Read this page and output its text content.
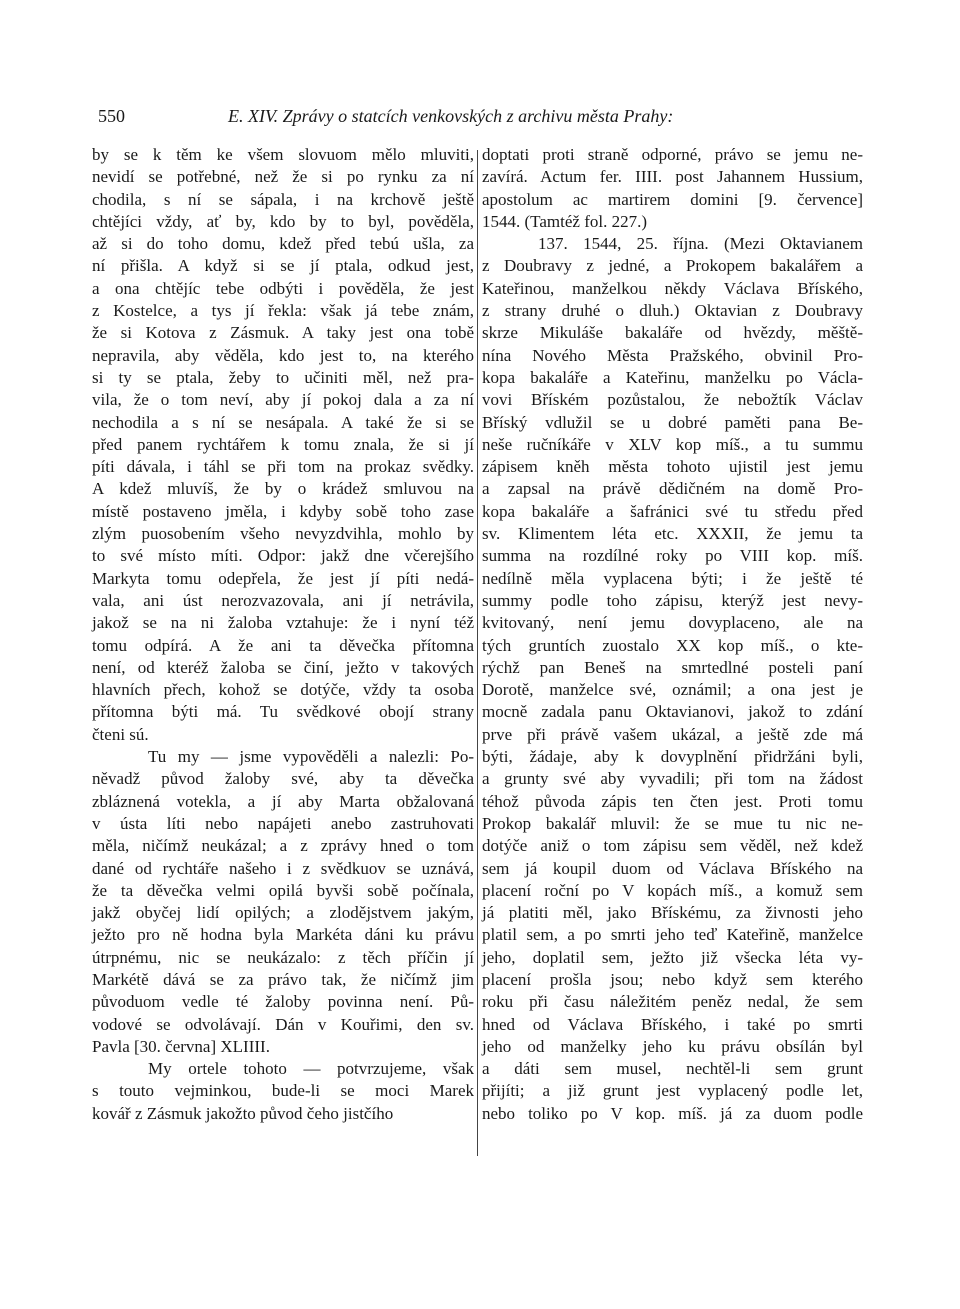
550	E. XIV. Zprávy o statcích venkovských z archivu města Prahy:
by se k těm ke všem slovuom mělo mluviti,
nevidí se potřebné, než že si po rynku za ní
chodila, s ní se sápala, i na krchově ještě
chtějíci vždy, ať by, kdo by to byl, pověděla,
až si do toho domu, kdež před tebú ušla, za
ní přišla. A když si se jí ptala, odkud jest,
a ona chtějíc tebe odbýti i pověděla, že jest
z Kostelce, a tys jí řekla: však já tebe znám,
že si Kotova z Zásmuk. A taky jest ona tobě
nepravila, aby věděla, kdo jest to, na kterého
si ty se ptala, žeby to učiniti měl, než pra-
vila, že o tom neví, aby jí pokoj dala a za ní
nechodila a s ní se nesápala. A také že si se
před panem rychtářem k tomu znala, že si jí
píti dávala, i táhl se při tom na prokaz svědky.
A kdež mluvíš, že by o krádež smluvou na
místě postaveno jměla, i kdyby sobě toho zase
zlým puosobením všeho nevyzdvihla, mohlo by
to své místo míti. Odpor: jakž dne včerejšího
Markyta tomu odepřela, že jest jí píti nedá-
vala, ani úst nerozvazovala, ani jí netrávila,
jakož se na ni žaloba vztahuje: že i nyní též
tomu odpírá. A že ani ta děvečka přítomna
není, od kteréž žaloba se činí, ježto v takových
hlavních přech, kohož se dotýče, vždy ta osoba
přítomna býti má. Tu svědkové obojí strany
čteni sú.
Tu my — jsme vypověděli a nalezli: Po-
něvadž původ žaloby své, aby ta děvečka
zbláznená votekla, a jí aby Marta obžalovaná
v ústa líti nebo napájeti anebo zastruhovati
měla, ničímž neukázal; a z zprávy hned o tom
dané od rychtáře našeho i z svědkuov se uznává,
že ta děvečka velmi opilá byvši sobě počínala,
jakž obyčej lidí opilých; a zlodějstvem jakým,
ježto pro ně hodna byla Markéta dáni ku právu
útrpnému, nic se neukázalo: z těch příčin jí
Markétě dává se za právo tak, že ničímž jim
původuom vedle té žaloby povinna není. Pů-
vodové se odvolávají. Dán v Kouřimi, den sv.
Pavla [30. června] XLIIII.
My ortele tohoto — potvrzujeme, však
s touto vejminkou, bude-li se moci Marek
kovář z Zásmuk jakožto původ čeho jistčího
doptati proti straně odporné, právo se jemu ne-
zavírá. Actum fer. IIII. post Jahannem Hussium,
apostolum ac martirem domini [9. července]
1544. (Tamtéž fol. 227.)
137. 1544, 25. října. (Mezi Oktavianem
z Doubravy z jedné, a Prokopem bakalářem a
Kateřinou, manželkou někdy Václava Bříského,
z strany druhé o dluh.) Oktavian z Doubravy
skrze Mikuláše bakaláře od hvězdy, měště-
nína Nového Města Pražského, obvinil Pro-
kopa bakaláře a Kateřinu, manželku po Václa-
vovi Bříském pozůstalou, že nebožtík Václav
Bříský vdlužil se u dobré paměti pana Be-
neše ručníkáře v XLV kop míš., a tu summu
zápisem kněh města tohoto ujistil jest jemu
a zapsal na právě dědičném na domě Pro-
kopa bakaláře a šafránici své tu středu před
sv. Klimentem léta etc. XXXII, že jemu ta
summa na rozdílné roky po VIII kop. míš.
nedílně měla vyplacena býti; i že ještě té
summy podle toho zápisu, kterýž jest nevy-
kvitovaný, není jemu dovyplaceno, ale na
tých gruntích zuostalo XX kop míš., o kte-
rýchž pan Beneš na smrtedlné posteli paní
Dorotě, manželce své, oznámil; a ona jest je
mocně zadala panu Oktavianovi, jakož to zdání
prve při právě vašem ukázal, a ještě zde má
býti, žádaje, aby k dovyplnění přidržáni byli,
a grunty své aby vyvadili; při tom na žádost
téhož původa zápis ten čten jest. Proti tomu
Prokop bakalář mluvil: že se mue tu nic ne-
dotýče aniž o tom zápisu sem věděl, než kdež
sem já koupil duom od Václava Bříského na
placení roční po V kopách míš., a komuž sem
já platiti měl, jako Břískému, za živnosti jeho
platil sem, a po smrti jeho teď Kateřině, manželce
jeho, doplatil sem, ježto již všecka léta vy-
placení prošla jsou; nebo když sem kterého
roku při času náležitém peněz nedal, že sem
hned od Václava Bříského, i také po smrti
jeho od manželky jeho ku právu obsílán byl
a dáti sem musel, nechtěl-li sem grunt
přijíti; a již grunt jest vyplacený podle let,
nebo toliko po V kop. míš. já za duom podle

• • •

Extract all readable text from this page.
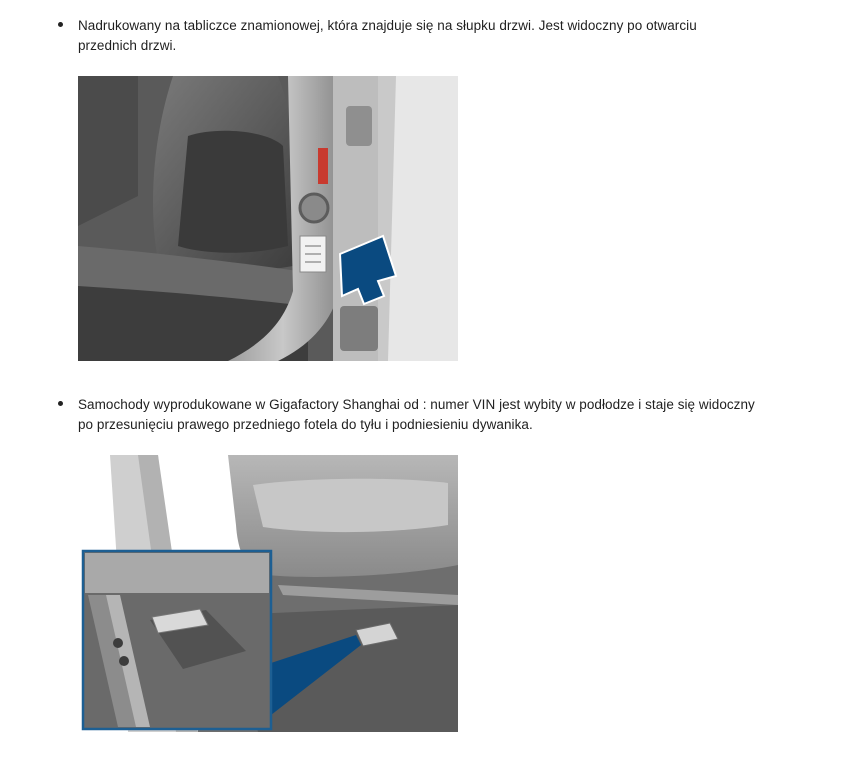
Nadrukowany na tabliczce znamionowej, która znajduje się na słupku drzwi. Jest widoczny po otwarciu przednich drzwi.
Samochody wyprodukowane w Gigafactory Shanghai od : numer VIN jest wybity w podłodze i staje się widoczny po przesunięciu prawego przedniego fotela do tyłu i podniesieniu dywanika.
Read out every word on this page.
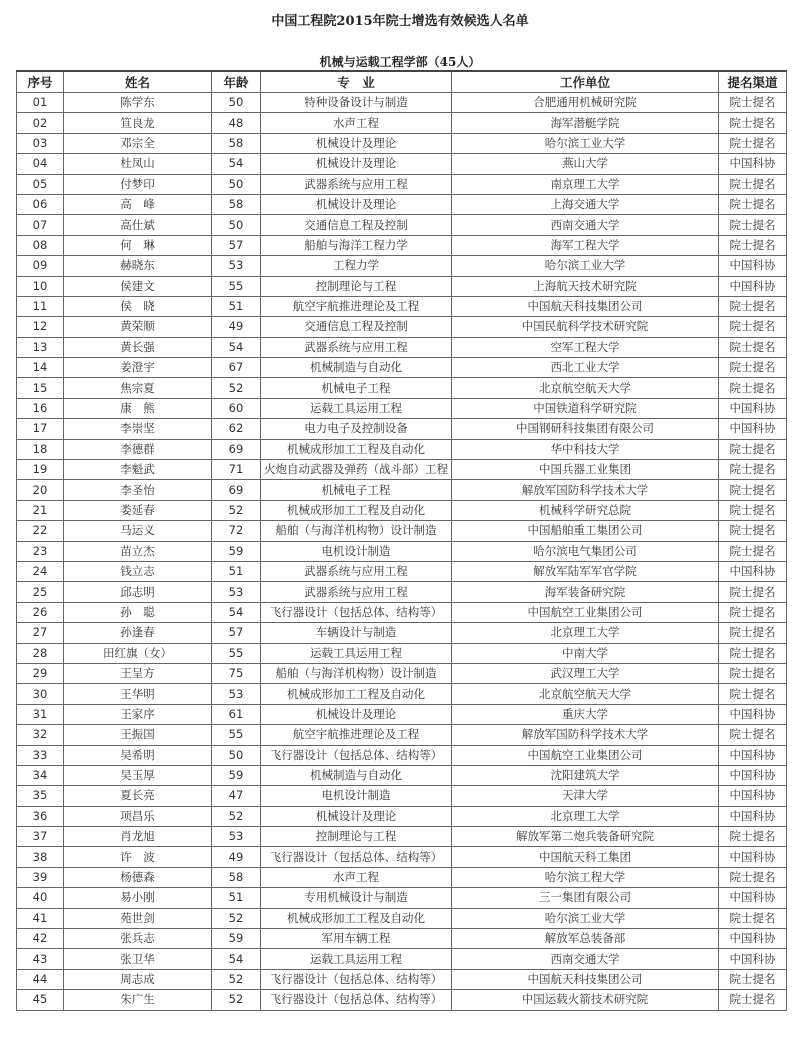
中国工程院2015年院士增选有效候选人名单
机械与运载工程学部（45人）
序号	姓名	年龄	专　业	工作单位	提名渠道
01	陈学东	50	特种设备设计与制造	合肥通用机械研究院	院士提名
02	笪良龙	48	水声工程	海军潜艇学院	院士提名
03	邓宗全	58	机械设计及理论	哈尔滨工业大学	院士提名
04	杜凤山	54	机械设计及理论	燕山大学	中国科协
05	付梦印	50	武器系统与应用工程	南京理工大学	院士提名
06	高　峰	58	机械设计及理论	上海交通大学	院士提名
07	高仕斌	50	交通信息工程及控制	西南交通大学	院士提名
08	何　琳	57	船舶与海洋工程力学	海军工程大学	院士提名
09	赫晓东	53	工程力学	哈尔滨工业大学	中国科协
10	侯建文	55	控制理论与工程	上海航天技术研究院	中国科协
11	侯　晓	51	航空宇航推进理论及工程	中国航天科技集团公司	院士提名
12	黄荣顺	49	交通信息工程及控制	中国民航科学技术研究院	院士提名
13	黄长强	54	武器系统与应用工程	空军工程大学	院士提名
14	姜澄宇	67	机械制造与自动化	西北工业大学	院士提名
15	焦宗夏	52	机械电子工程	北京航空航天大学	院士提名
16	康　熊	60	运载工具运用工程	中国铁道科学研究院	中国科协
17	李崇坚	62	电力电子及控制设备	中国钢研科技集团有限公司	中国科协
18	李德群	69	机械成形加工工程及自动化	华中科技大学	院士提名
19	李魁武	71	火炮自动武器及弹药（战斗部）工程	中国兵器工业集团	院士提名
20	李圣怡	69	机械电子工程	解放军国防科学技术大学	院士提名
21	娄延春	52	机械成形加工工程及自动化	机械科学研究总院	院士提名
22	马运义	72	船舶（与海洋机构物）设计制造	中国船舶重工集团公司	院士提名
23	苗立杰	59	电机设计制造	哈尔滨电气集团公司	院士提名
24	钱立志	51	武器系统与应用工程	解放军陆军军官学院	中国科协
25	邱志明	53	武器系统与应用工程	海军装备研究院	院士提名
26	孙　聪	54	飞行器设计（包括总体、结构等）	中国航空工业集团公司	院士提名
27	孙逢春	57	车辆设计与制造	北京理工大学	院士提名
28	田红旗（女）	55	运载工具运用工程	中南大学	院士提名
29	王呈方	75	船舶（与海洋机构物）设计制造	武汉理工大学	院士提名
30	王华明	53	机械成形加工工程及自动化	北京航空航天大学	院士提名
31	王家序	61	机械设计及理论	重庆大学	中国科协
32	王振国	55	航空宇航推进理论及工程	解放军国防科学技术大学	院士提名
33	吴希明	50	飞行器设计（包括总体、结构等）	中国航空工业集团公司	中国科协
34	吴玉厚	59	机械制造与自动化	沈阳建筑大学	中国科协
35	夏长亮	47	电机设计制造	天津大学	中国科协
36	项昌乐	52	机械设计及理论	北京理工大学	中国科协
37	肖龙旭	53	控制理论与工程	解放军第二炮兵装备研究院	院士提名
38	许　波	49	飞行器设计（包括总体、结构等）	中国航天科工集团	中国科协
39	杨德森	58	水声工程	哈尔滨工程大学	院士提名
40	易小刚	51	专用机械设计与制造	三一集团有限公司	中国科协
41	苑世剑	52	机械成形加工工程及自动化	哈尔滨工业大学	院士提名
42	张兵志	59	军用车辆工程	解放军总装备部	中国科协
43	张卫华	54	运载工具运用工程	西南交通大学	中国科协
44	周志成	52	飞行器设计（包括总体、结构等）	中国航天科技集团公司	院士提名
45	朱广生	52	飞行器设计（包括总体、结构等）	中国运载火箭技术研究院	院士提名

• • •

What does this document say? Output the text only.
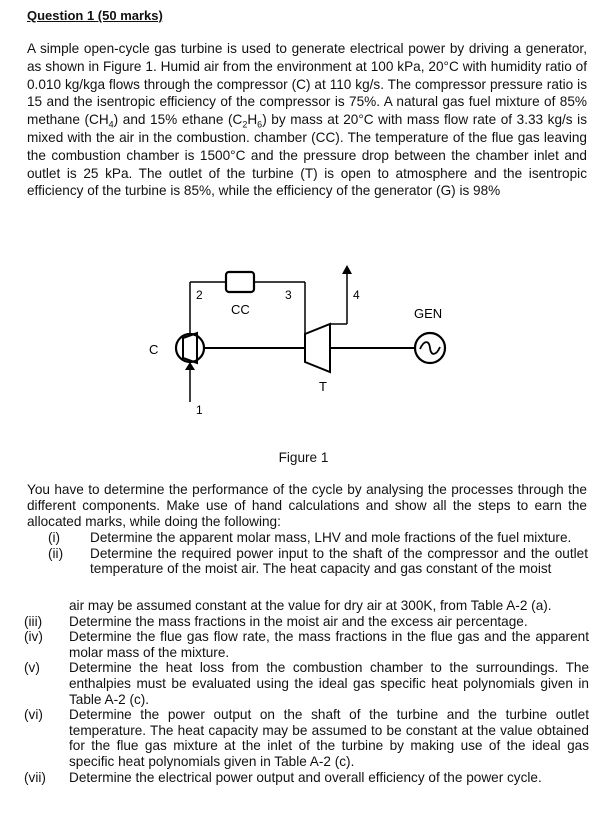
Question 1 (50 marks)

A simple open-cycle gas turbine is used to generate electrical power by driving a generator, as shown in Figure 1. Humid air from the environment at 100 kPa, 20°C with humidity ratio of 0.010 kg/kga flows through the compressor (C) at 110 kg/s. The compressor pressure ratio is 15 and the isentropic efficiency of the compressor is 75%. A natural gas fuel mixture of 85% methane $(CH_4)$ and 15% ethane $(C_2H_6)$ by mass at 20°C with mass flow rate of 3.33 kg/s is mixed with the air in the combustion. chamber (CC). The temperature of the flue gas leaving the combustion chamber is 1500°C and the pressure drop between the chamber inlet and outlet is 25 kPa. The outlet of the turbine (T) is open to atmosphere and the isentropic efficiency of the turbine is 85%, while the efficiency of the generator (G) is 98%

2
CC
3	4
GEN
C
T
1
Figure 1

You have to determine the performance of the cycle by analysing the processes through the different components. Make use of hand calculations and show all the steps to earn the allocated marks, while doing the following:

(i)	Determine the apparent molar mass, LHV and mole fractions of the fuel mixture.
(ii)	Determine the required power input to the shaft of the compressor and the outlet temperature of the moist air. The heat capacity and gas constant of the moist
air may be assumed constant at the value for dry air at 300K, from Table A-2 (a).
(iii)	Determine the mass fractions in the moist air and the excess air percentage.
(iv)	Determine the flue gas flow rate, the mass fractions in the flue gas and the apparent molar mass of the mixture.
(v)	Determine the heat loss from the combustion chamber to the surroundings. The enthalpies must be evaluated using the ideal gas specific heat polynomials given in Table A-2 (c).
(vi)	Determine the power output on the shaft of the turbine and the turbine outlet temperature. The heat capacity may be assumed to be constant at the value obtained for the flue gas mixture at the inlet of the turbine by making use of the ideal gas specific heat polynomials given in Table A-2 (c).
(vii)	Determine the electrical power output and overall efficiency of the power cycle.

• • •

- Goal of the exercise
Locate the lines above that contain "中国航空工业集团公司" and copy them.

- Written solution
26	孙　聪	54	飞行器设计（包括总体、结构等）	中国航空工业集团公司	院士提名
33	吴希明	50	飞行器设计（包括总体、结构等）	中国航空工业集团公司	中国科协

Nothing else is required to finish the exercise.